• [EXERCISE DIRECTIONS] Return the lines below that carry the word "странах".

• [DATA SHOWN]
<<<<
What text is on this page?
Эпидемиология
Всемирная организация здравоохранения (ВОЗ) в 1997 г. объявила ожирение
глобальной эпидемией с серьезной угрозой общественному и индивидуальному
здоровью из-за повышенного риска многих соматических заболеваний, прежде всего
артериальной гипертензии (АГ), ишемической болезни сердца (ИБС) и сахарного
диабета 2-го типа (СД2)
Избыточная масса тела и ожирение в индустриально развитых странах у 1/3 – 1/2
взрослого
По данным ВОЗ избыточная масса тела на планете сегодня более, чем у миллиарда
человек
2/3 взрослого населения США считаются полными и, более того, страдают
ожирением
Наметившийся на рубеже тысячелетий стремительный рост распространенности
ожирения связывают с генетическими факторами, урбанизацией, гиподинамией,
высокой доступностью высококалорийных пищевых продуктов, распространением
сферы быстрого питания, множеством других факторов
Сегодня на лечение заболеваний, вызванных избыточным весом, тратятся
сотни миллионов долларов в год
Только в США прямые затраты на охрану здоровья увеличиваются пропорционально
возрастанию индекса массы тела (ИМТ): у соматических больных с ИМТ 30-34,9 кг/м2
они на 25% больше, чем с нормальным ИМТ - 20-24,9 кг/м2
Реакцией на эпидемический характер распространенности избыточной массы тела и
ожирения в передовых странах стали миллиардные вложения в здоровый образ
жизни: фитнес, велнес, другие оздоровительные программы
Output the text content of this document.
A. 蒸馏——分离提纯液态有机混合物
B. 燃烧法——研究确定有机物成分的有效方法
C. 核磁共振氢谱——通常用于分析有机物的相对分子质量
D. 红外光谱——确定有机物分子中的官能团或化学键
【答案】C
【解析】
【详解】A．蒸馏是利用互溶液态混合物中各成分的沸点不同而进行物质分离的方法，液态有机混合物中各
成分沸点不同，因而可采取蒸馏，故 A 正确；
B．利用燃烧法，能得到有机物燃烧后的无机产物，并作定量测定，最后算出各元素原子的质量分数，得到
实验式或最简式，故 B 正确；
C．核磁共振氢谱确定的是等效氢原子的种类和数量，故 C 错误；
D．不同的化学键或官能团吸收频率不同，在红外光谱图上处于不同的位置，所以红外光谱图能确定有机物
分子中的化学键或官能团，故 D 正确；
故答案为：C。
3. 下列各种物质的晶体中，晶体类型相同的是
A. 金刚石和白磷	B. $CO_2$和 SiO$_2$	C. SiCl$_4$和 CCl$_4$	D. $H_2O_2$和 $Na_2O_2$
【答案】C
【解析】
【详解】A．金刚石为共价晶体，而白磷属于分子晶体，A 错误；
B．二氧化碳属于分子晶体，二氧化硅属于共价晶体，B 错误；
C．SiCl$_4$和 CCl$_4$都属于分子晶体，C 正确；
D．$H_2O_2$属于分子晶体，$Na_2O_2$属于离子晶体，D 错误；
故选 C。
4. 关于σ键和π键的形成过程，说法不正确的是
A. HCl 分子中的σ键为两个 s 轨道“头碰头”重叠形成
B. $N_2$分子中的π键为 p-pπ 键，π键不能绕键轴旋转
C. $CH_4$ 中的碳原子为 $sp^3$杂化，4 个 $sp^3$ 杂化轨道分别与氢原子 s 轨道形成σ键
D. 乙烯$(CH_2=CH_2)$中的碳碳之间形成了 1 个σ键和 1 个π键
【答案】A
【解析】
>>>>
• [FULL ANSWER]
Избыточная масса тела и ожирение в индустриально развитых странах у 1/3 – 1/2
ожирения в передовых странах стали миллиардные вложения в здоровый образ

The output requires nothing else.